■ **Request**
Repeat the material in full. Keep every line exactly as it is.

■ **Data excerpts**
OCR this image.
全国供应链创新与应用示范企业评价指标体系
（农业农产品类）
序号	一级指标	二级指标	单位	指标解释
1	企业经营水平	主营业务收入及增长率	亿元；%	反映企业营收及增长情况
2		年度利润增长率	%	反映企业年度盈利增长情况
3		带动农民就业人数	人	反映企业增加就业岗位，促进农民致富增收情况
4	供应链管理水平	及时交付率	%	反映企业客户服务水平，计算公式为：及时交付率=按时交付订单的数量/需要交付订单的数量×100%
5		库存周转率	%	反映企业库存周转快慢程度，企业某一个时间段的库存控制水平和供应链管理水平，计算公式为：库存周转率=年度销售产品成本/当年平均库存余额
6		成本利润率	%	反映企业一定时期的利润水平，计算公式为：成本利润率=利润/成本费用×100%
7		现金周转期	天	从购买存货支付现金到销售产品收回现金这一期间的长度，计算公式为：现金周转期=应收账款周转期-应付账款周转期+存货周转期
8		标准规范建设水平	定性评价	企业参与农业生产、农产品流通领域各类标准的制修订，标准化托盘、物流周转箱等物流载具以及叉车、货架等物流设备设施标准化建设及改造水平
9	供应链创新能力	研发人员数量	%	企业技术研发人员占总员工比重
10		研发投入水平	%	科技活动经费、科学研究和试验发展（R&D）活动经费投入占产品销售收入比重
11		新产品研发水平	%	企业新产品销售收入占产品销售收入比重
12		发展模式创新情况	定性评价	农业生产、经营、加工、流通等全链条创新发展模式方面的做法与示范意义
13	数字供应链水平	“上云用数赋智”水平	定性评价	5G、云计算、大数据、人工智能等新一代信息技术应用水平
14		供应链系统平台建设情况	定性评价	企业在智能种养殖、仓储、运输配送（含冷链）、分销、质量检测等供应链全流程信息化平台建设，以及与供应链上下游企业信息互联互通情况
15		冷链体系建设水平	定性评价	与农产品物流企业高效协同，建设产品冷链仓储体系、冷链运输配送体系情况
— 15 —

■ **Result for this task**
OCR this image.
全国供应链创新与应用示范企业评价指标体系
（农业农产品类）
序号	一级指标	二级指标	单位	指标解释
1	企业经营水平	主营业务收入及增长率	亿元；%	反映企业营收及增长情况
2		年度利润增长率	%	反映企业年度盈利增长情况
3		带动农民就业人数	人	反映企业增加就业岗位，促进农民致富增收情况
4	供应链管理水平	及时交付率	%	反映企业客户服务水平，计算公式为：及时交付率=按时交付订单的数量/需要交付订单的数量×100%
5		库存周转率	%	反映企业库存周转快慢程度，企业某一个时间段的库存控制水平和供应链管理水平，计算公式为：库存周转率=年度销售产品成本/当年平均库存余额
6		成本利润率	%	反映企业一定时期的利润水平，计算公式为：成本利润率=利润/成本费用×100%
7		现金周转期	天	从购买存货支付现金到销售产品收回现金这一期间的长度，计算公式为：现金周转期=应收账款周转期-应付账款周转期+存货周转期
8		标准规范建设水平	定性评价	企业参与农业生产、农产品流通领域各类标准的制修订，标准化托盘、物流周转箱等物流载具以及叉车、货架等物流设备设施标准化建设及改造水平
9	供应链创新能力	研发人员数量	%	企业技术研发人员占总员工比重
10		研发投入水平	%	科技活动经费、科学研究和试验发展（R&D）活动经费投入占产品销售收入比重
11		新产品研发水平	%	企业新产品销售收入占产品销售收入比重
12		发展模式创新情况	定性评价	农业生产、经营、加工、流通等全链条创新发展模式方面的做法与示范意义
13	数字供应链水平	“上云用数赋智”水平	定性评价	5G、云计算、大数据、人工智能等新一代信息技术应用水平
14		供应链系统平台建设情况	定性评价	企业在智能种养殖、仓储、运输配送（含冷链）、分销、质量检测等供应链全流程信息化平台建设，以及与供应链上下游企业信息互联互通情况
15		冷链体系建设水平	定性评价	与农产品物流企业高效协同，建设产品冷链仓储体系、冷链运输配送体系情况
— 15 —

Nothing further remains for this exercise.